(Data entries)

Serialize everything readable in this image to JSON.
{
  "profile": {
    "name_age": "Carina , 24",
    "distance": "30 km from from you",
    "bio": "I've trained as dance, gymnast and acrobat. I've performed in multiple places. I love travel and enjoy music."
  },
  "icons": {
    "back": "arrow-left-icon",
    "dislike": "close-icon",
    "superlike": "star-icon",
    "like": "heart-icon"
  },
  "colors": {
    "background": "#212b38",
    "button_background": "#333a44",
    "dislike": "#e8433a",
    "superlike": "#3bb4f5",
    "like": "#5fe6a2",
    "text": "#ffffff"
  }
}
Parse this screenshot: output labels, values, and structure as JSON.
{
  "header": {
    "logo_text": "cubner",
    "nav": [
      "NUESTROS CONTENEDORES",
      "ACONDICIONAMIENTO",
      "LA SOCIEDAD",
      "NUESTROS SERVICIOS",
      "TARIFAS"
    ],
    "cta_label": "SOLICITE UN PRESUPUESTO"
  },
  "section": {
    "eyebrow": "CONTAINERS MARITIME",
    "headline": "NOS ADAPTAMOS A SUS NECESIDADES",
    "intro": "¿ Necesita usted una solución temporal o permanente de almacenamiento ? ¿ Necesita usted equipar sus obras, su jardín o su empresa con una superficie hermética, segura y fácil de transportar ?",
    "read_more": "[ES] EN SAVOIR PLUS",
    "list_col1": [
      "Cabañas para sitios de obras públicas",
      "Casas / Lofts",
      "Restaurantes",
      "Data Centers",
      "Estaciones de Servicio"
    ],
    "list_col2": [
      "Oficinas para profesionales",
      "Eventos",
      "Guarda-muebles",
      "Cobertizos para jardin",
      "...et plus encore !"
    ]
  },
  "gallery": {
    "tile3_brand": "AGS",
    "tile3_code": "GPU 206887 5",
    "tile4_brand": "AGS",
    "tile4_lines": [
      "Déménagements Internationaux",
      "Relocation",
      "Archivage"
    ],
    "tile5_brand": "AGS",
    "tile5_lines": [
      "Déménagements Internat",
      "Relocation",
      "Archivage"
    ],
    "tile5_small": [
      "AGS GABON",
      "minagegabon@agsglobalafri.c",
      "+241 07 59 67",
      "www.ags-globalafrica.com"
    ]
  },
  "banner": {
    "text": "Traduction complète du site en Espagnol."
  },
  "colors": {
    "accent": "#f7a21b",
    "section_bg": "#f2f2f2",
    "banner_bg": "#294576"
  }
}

PROBLEM DESCRIPTION: Go through the listing above and restate it word for word.

WRITTEN ANSWER:
Serialize everything readable in this image to JSON.
{
  "profile": {
    "name_age": "Carina , 24",
    "distance": "30 km from from you",
    "bio": "I've trained as dance, gymnast and acrobat. I've performed in multiple places. I love travel and enjoy music."
  },
  "icons": {
    "back": "arrow-left-icon",
    "dislike": "close-icon",
    "superlike": "star-icon",
    "like": "heart-icon"
  },
  "colors": {
    "background": "#212b38",
    "button_background": "#333a44",
    "dislike": "#e8433a",
    "superlike": "#3bb4f5",
    "like": "#5fe6a2",
    "text": "#ffffff"
  }
}
Parse this screenshot: output labels, values, and structure as JSON.
{
  "header": {
    "logo_text": "cubner",
    "nav": [
      "NUESTROS CONTENEDORES",
      "ACONDICIONAMIENTO",
      "LA SOCIEDAD",
      "NUESTROS SERVICIOS",
      "TARIFAS"
    ],
    "cta_label": "SOLICITE UN PRESUPUESTO"
  },
  "section": {
    "eyebrow": "CONTAINERS MARITIME",
    "headline": "NOS ADAPTAMOS A SUS NECESIDADES",
    "intro": "¿ Necesita usted una solución temporal o permanente de almacenamiento ? ¿ Necesita usted equipar sus obras, su jardín o su empresa con una superficie hermética, segura y fácil de transportar ?",
    "read_more": "[ES] EN SAVOIR PLUS",
    "list_col1": [
      "Cabañas para sitios de obras públicas",
      "Casas / Lofts",
      "Restaurantes",
      "Data Centers",
      "Estaciones de Servicio"
    ],
    "list_col2": [
      "Oficinas para profesionales",
      "Eventos",
      "Guarda-muebles",
      "Cobertizos para jardin",
      "...et plus encore !"
    ]
  },
  "gallery": {
    "tile3_brand": "AGS",
    "tile3_code": "GPU 206887 5",
    "tile4_brand": "AGS",
    "tile4_lines": [
      "Déménagements Internationaux",
      "Relocation",
      "Archivage"
    ],
    "tile5_brand": "AGS",
    "tile5_lines": [
      "Déménagements Internat",
      "Relocation",
      "Archivage"
    ],
    "tile5_small": [
      "AGS GABON",
      "minagegabon@agsglobalafri.c",
      "+241 07 59 67",
      "www.ags-globalafrica.com"
    ]
  },
  "banner": {
    "text": "Traduction complète du site en Espagnol."
  },
  "colors": {
    "accent": "#f7a21b",
    "section_bg": "#f2f2f2",
    "banner_bg": "#294576"
  }
}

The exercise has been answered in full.